Skip the images and return the records below exactly.

Extracted records
* START *
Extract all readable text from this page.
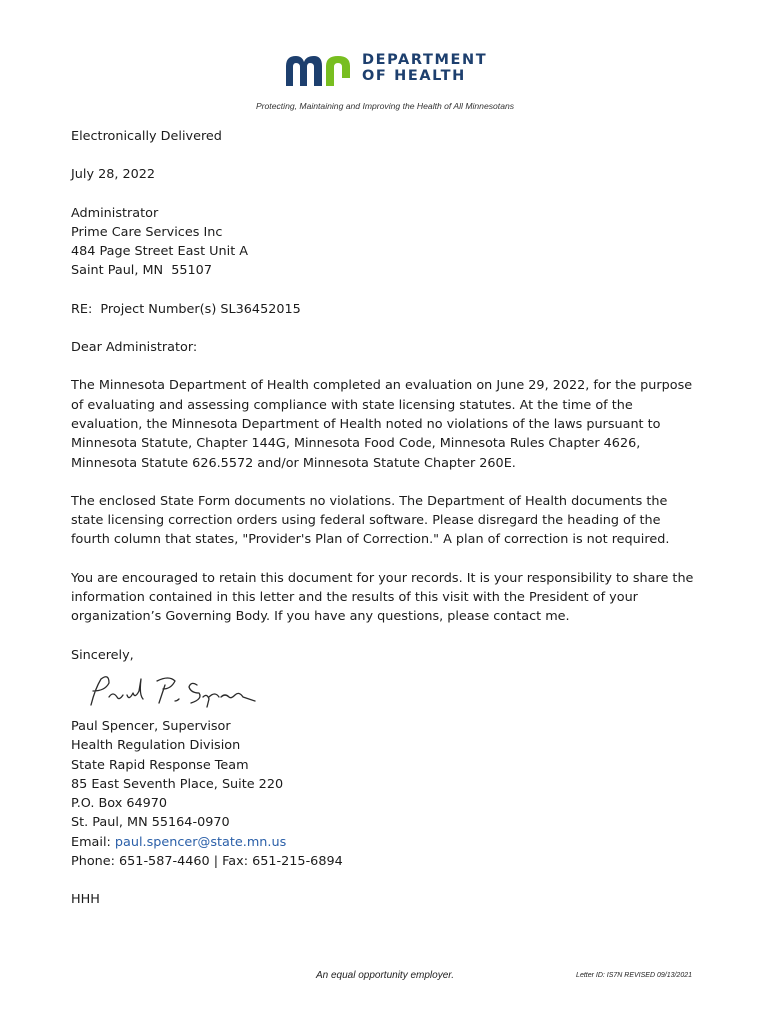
DEPARTMENT
OF HEALTH
Protecting, Maintaining and Improving the Health of All Minnesotans

Electronically Delivered

July 28, 2022

Administrator
Prime Care Services Inc
484 Page Street East Unit A
Saint Paul, MN  55107

RE:  Project Number(s) SL36452015

Dear Administrator:

The Minnesota Department of Health completed an evaluation on June 29, 2022, for the purpose of evaluating and assessing compliance with state licensing statutes. At the time of the evaluation, the Minnesota Department of Health noted no violations of the laws pursuant to Minnesota Statute, Chapter 144G, Minnesota Food Code, Minnesota Rules Chapter 4626, Minnesota Statute 626.5572 and/or Minnesota Statute Chapter 260E.

The enclosed State Form documents no violations. The Department of Health documents the state licensing correction orders using federal software. Please disregard the heading of the fourth column that states, "Provider's Plan of Correction." A plan of correction is not required.

You are encouraged to retain this document for your records. It is your responsibility to share the information contained in this letter and the results of this visit with the President of your organization’s Governing Body. If you have any questions, please contact me.

Sincerely,

Paul Spencer, Supervisor
Health Regulation Division
State Rapid Response Team
85 East Seventh Place, Suite 220
P.O. Box 64970
St. Paul, MN 55164-0970
Email: paul.spencer@state.mn.us
Phone: 651-587-4460 | Fax: 651-215-6894

HHH

An equal opportunity employer.	Letter ID: IS7N REVISED 09/13/2021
* END *
▶ Output for this exercise:
Extract all readable text from this page.
DEPARTMENT
OF HEALTH
Protecting, Maintaining and Improving the Health of All Minnesotans

Electronically Delivered

July 28, 2022

Administrator
Prime Care Services Inc
484 Page Street East Unit A
Saint Paul, MN  55107

RE:  Project Number(s) SL36452015

Dear Administrator:

The Minnesota Department of Health completed an evaluation on June 29, 2022, for the purpose of evaluating and assessing compliance with state licensing statutes. At the time of the evaluation, the Minnesota Department of Health noted no violations of the laws pursuant to Minnesota Statute, Chapter 144G, Minnesota Food Code, Minnesota Rules Chapter 4626, Minnesota Statute 626.5572 and/or Minnesota Statute Chapter 260E.

The enclosed State Form documents no violations. The Department of Health documents the state licensing correction orders using federal software. Please disregard the heading of the fourth column that states, "Provider's Plan of Correction." A plan of correction is not required.

You are encouraged to retain this document for your records. It is your responsibility to share the information contained in this letter and the results of this visit with the President of your organization’s Governing Body. If you have any questions, please contact me.

Sincerely,

Paul Spencer, Supervisor
Health Regulation Division
State Rapid Response Team
85 East Seventh Place, Suite 220
P.O. Box 64970
St. Paul, MN 55164-0970
Email: paul.spencer@state.mn.us
Phone: 651-587-4460 | Fax: 651-215-6894

HHH

An equal opportunity employer.	Letter ID: IS7N REVISED 09/13/2021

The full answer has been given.